▼
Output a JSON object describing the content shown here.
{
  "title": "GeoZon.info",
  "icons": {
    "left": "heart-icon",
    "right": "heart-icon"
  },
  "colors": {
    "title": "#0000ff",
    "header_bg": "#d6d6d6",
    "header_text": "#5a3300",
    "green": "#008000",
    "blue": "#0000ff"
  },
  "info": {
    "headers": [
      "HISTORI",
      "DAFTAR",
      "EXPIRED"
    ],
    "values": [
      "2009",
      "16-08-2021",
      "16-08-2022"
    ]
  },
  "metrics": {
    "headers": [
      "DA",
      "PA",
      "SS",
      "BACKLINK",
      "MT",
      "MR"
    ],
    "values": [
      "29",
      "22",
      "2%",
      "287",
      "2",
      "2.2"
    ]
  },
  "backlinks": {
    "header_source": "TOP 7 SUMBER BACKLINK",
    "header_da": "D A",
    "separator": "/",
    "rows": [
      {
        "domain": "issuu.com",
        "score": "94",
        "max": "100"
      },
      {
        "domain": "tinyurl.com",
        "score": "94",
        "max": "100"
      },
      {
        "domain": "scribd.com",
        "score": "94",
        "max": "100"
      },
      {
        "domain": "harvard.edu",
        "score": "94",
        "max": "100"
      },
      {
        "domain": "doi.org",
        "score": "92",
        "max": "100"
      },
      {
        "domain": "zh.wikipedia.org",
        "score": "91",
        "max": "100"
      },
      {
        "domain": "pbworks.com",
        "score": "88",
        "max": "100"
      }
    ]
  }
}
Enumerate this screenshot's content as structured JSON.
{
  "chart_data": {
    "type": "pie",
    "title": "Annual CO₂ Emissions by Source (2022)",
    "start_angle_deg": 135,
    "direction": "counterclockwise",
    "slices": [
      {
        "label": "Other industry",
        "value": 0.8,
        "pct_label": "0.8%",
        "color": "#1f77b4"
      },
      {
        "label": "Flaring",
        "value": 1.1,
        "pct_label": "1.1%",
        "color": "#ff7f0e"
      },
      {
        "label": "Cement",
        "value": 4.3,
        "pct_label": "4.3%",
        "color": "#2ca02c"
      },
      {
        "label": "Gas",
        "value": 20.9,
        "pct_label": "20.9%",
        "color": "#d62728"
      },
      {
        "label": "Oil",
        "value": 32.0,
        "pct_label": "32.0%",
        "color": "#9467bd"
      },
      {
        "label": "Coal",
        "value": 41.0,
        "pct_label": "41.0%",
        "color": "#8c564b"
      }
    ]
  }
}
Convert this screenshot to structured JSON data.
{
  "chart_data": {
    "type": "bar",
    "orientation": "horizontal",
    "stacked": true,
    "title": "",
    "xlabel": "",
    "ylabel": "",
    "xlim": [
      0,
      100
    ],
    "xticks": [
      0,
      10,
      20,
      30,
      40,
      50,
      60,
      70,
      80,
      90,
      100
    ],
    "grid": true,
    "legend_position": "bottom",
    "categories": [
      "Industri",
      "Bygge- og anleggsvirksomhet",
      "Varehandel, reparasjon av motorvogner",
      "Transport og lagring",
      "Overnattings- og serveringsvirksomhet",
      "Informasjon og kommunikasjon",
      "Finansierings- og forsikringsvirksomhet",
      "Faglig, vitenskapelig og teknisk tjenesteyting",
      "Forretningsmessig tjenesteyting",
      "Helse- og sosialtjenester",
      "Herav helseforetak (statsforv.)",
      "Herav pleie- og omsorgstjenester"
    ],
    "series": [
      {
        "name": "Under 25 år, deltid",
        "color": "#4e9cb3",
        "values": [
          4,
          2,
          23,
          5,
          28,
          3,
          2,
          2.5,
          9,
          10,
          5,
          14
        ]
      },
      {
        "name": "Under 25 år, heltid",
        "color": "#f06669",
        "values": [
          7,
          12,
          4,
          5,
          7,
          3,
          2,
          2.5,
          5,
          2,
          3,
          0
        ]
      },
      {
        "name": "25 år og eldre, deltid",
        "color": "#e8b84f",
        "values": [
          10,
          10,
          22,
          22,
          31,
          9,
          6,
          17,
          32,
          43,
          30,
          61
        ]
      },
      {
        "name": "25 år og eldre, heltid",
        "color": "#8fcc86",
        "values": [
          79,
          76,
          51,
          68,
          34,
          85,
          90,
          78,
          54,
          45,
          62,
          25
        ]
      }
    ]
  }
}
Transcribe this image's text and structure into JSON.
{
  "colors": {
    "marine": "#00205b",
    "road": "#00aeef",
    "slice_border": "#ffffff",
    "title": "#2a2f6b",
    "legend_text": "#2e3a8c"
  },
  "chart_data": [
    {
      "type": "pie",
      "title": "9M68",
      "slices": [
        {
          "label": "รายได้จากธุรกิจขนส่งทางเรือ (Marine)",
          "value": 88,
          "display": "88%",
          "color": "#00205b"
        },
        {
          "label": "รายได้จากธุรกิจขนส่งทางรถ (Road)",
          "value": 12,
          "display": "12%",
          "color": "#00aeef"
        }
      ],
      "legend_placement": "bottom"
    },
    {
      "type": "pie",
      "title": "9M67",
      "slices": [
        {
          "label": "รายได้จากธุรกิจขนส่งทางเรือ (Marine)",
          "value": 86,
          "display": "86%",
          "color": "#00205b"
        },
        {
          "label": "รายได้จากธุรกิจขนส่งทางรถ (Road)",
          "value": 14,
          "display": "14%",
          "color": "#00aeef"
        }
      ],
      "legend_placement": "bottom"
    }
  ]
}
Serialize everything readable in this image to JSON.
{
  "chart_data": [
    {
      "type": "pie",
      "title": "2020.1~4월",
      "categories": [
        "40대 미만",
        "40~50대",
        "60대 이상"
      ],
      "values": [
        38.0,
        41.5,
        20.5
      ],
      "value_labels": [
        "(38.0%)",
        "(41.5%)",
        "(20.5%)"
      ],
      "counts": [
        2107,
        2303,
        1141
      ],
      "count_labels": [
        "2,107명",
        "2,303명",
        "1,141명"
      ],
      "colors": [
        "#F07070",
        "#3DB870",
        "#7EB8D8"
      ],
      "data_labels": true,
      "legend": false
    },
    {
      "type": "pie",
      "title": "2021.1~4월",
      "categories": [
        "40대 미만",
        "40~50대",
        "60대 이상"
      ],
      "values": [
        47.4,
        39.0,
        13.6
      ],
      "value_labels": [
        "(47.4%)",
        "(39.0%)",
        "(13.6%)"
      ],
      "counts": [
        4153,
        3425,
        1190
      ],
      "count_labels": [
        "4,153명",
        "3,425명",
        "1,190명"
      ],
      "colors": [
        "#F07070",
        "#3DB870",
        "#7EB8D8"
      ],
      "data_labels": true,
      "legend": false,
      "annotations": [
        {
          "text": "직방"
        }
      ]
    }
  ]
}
▲
• _Task description_: Find the word "this" in the data and show each line that holds it.

• _Output of the task_:
Enumerate this screenshot's content as structured JSON.
Convert this screenshot to structured JSON data.
Transcribe this image's text and structure into JSON.
Serialize everything readable in this image to JSON.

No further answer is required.